# Task goal:
Reproduce all lines of the listing below in which the word "surgery" occurs.
━━━ Information given
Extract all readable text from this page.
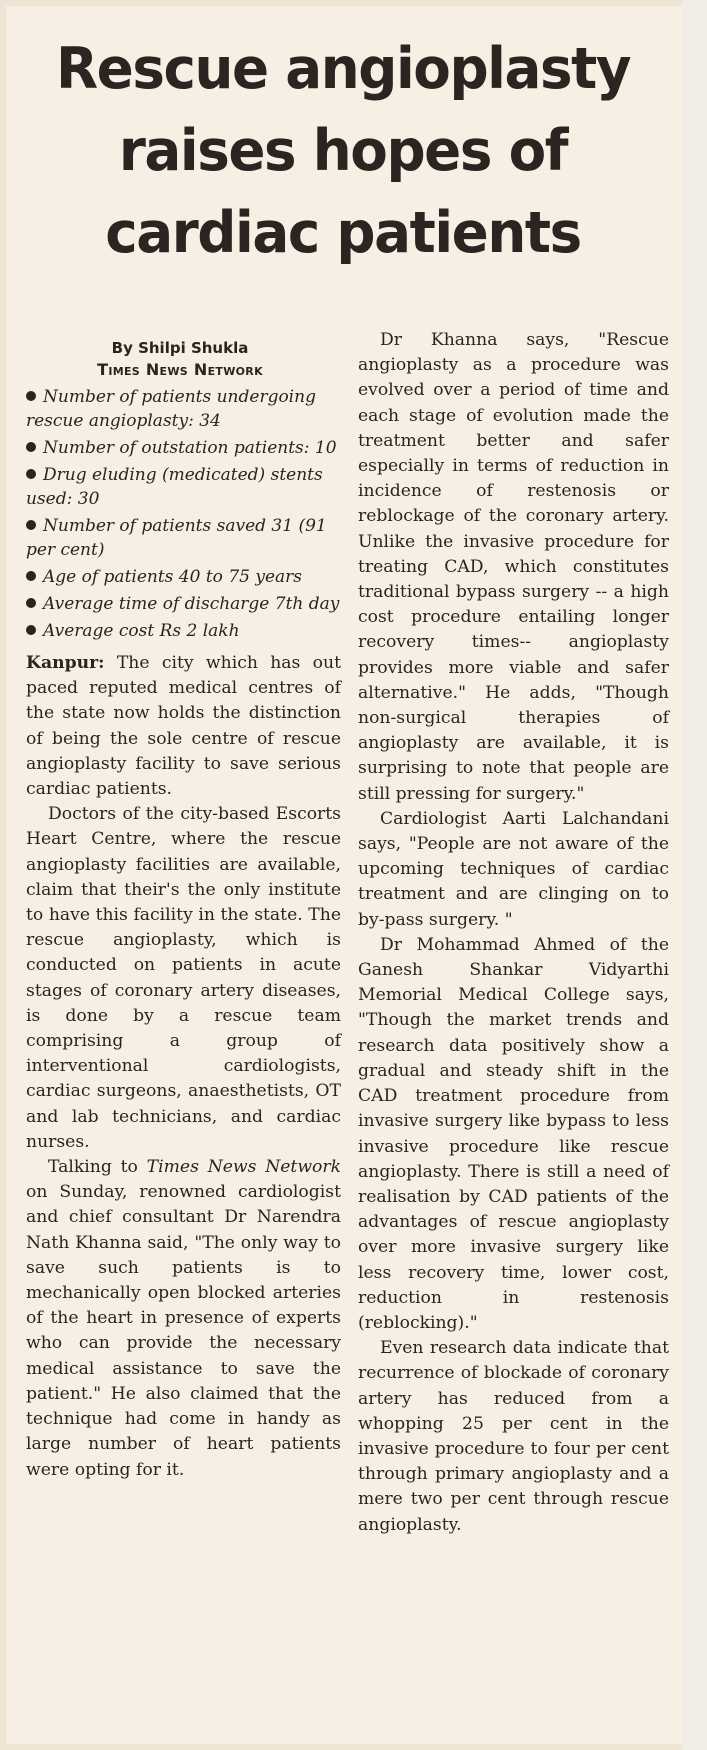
Rescue angioplasty raises hopes of cardiac patients
By Shilpi Shukla
Times News Network
Number of patients undergoing rescue angioplasty: 34
Number of outstation patients: 10
Drug eluding (medicated) stents used: 30
Number of patients saved 31 (91 per cent)
Age of patients 40 to 75 years
Average time of discharge 7th day
Average cost Rs 2 lakh

Kanpur: The city which has out paced reputed medical centres of the state now holds the distinction of being the sole centre of rescue angioplasty facility to save serious cardiac patients.

Doctors of the city-based Escorts Heart Centre, where the rescue angioplasty facilities are available, claim that their's the only institute to have this facility in the state. The rescue angioplasty, which is conducted on patients in acute stages of coronary artery diseases, is done by a rescue team comprising a group of interventional cardiologists, cardiac surgeons, anaesthetists, OT and lab technicians, and cardiac nurses.

Talking to Times News Network on Sunday, renowned cardiologist and chief consultant Dr Narendra Nath Khanna said, "The only way to save such patients is to mechanically open blocked arteries of the heart in presence of experts who can provide the necessary medical assistance to save the patient." He also claimed that the technique had come in handy as large number of heart patients were opting for it.

Dr Khanna says, "Rescue angioplasty as a procedure was evolved over a period of time and each stage of evolution made the treatment better and safer especially in terms of reduction in incidence of restenosis or reblockage of the coronary artery. Unlike the invasive procedure for treating CAD, which constitutes traditional bypass surgery -- a high cost procedure entailing longer recovery times-- angioplasty provides more viable and safer alternative." He adds, "Though non-surgical therapies of angioplasty are available, it is surprising to note that people are still pressing for surgery."

Cardiologist Aarti Lalchandani says, "People are not aware of the upcoming techniques of cardiac treatment and are clinging on to by-pass surgery. "

Dr Mohammad Ahmed of the Ganesh Shankar Vidyarthi Memorial Medical College says, "Though the market trends and research data positively show a gradual and steady shift in the CAD treatment procedure from invasive surgery like bypass to less invasive procedure like rescue angioplasty. There is still a need of realisation by CAD patients of the advantages of rescue angioplasty over more invasive surgery like less recovery time, lower cost, reduction in restenosis (reblocking)."

Even research data indicate that recurrence of blockade of coronary artery has reduced from a whopping 25 per cent in the invasive procedure to four per cent through primary angioplasty and a mere two per cent through rescue angioplasty.
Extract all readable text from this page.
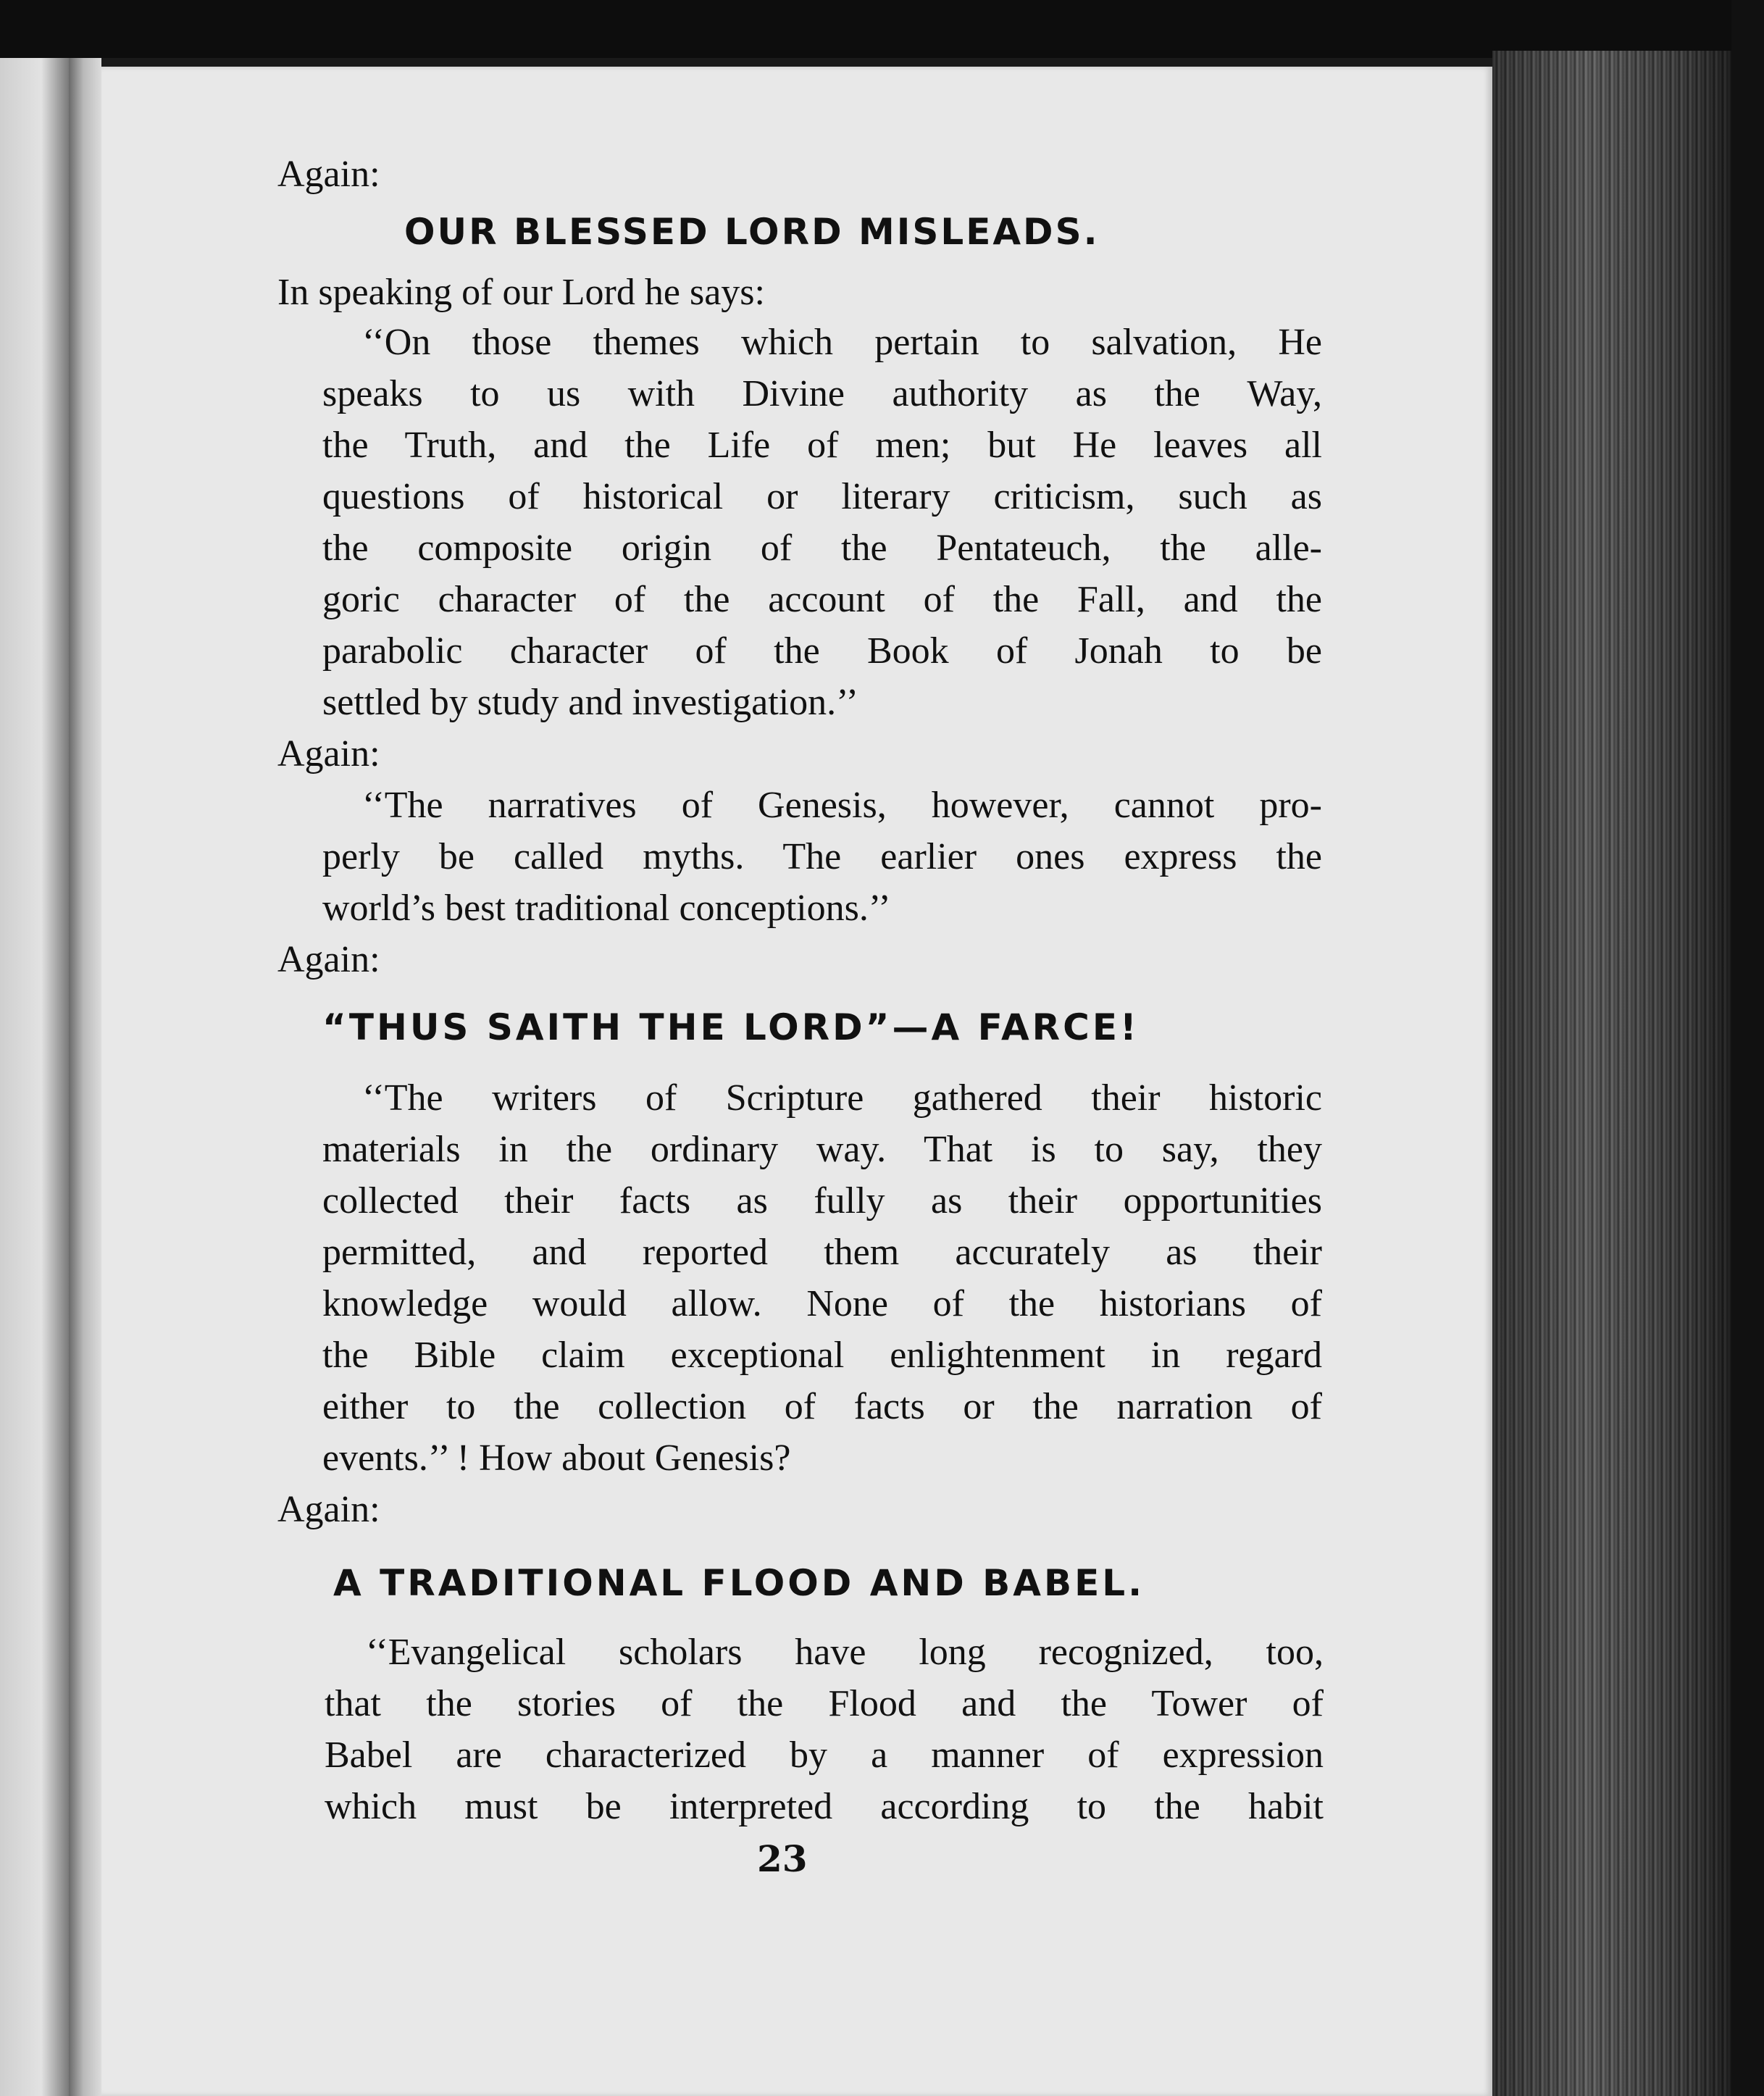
Again:
OUR BLESSED LORD MISLEADS.
In speaking of our Lord he says:
‘‘On those themes which pertain to salvation, He
speaks to us with Divine authority as the Way,
the Truth, and the Life of men; but He leaves all
questions of historical or literary criticism, such as
the composite origin of the Pentateuch, the alle-
goric character of the account of the Fall, and the
parabolic character of the Book of Jonah to be
settled by study and investigation.’’
Again:
‘‘The narratives of Genesis, however, cannot pro-
perly be called myths. The earlier ones express the
world’s best traditional conceptions.’’
Again:
“THUS SAITH THE LORD”—A FARCE!
‘‘The writers of Scripture gathered their historic
materials in the ordinary way. That is to say, they
collected their facts as fully as their opportunities
permitted, and reported them accurately as their
knowledge would allow. None of the historians of
the Bible claim exceptional enlightenment in regard
either to the collection of facts or the narration of
events.’’ ! How about Genesis?
Again:
A TRADITIONAL FLOOD AND BABEL.
‘‘Evangelical scholars have long recognized, too,
that the stories of the Flood and the Tower of
Babel are characterized by a manner of expression
which must be interpreted according to the habit
23
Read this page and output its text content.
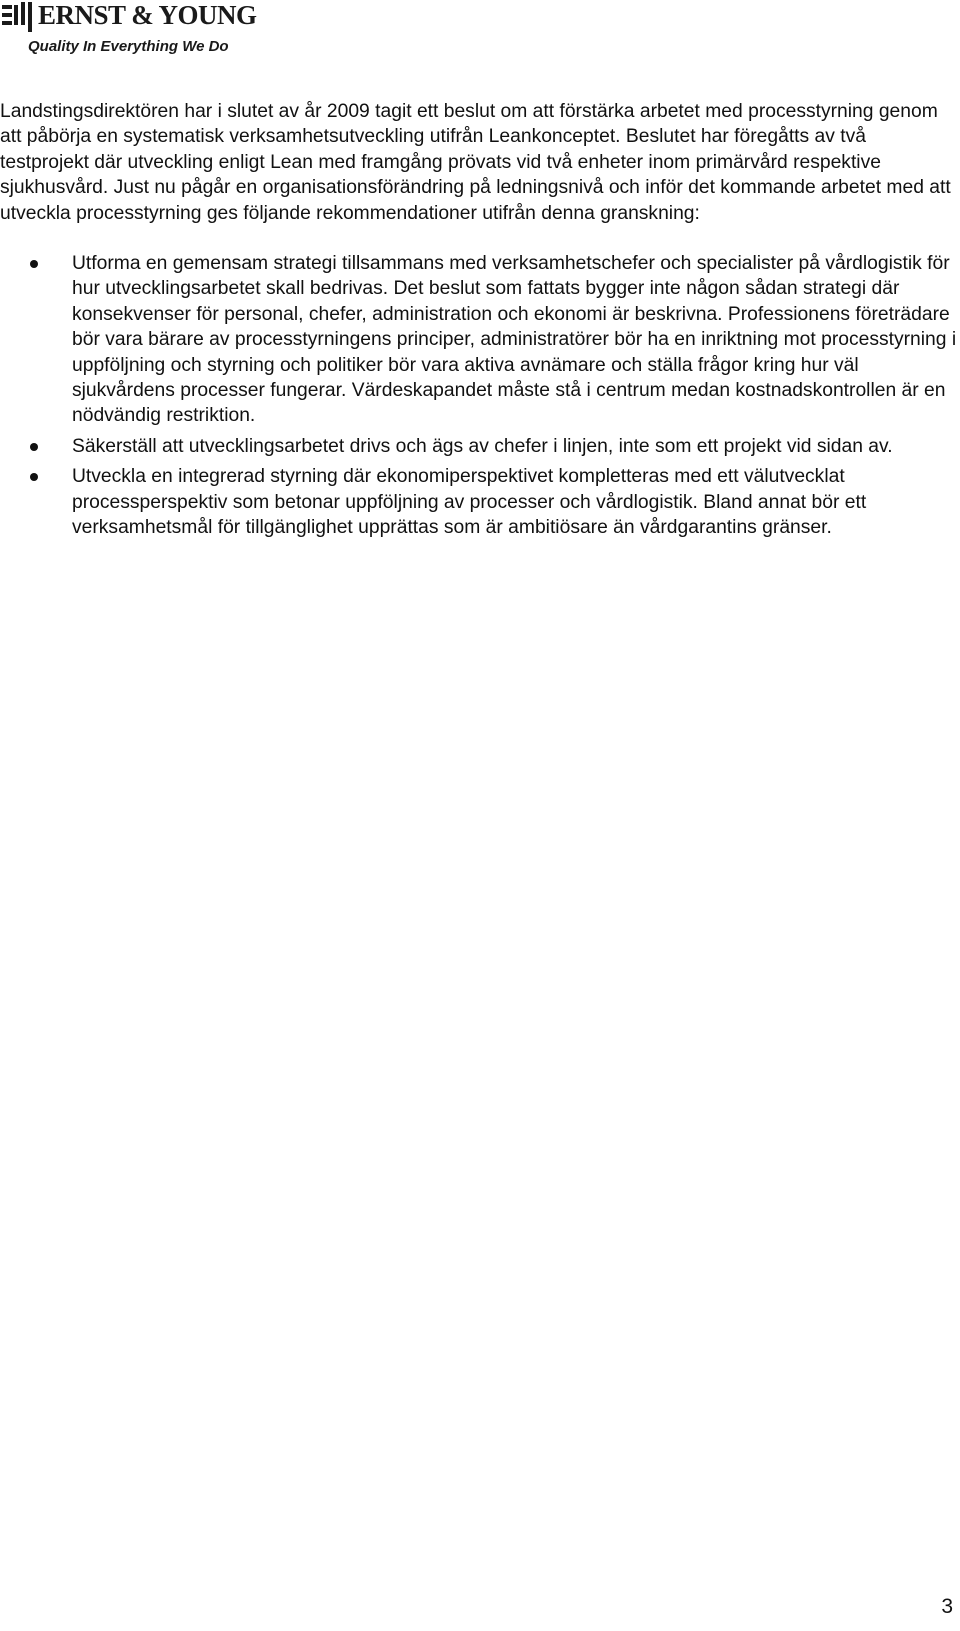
ERNST & YOUNG
Quality In Everything We Do

Landstingsdirektören har i slutet av år 2009 tagit ett beslut om att förstärka arbetet med processtyrning genom att påbörja en systematisk verksamhetsutveckling utifrån Leankonceptet. Beslutet har föregåtts av två testprojekt där utveckling enligt Lean med framgång prövats vid två enheter inom primärvård respektive sjukhusvård. Just nu pågår en organisationsförändring på ledningsnivå och inför det kommande arbetet med att utveckla processtyrning ges följande rekommendationer utifrån denna granskning:

Utforma en gemensam strategi tillsammans med verksamhetschefer och specialister på vårdlogistik för hur utvecklingsarbetet skall bedrivas. Det beslut som fattats bygger inte någon sådan strategi där konsekvenser för personal, chefer, administration och ekonomi är beskrivna. Professionens företrädare bör vara bärare av processtyrningens principer, administratörer bör ha en inriktning mot processtyrning i uppföljning och styrning och politiker bör vara aktiva avnämare och ställa frågor kring hur väl sjukvårdens processer fungerar. Värdeskapandet måste stå i centrum medan kostnadskontrollen är en nödvändig restriktion.
Säkerställ att utvecklingsarbetet drivs och ägs av chefer i linjen, inte som ett projekt vid sidan av.
Utveckla en integrerad styrning där ekonomiperspektivet kompletteras med ett välutvecklat processperspektiv som betonar uppföljning av processer och vårdlogistik. Bland annat bör ett verksamhetsmål för tillgänglighet upprättas som är ambitiösare än vårdgarantins gränser.
3
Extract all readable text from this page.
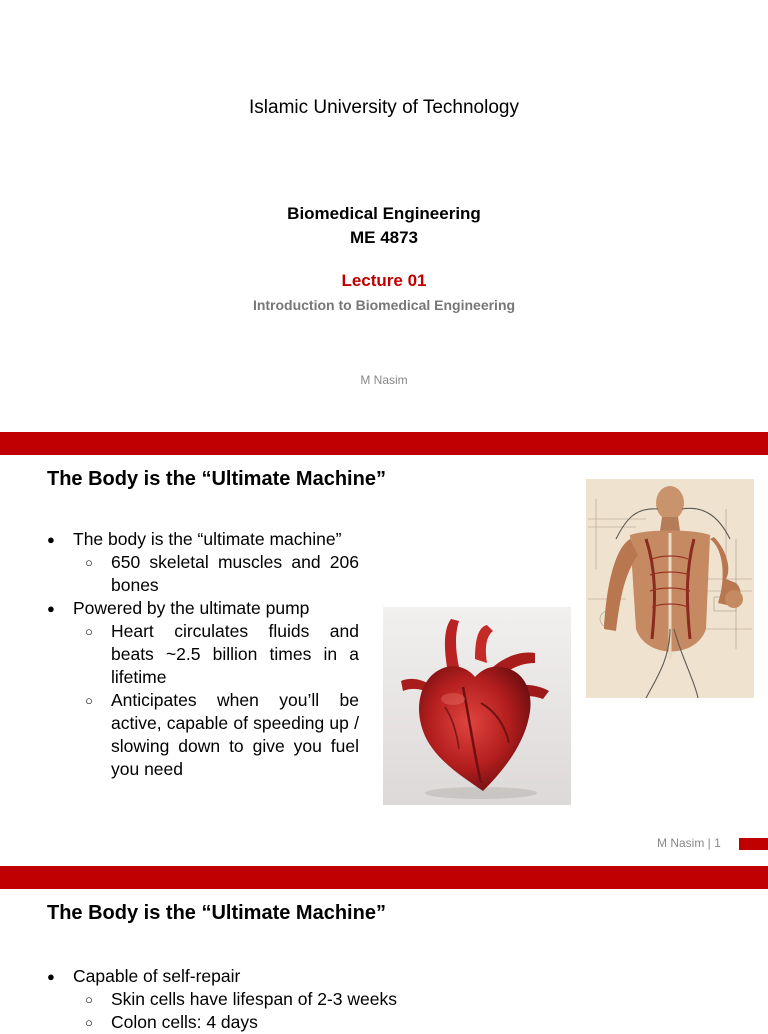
Islamic University of Technology
Biomedical Engineering
ME 4873
Lecture 01
Introduction to Biomedical Engineering
M Nasim
The Body is the “Ultimate Machine”
● The body is the “ultimate machine”
○ 650 skeletal muscles and 206 bones
● Powered by the ultimate pump
○ Heart circulates fluids and beats ~2.5 billion times in a lifetime
○ Anticipates when you’ll be active, capable of speeding up / slowing down to give you fuel you need
M Nasim | 1
The Body is the “Ultimate Machine”
● Capable of self-repair
○ Skin cells have lifespan of 2-3 weeks
○ Colon cells: 4 days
━━━━━━
# Response to this task:
Dr Khanna says, "Rescue angioplasty as a procedure was evolved over a period of time and each stage of evolution made the treatment better and safer especially in terms of reduction in incidence of restenosis or reblockage of the coronary artery. Unlike the invasive procedure for treating CAD, which constitutes traditional bypass surgery -- a high cost procedure entailing longer recovery times-- angioplasty provides more viable and safer alternative." He adds, "Though non-surgical therapies of angioplasty are available, it is surprising to note that people are still pressing for surgery."
Cardiologist Aarti Lalchandani says, "People are not aware of the upcoming techniques of cardiac treatment and are clinging on to by-pass surgery. "
Dr Mohammad Ahmed of the Ganesh Shankar Vidyarthi Memorial Medical College says, "Though the market trends and research data positively show a gradual and steady shift in the CAD treatment procedure from invasive surgery like bypass to less invasive procedure like rescue angioplasty. There is still a need of realisation by CAD patients of the advantages of rescue angioplasty over more invasive surgery like less recovery time, lower cost, reduction in restenosis (reblocking)."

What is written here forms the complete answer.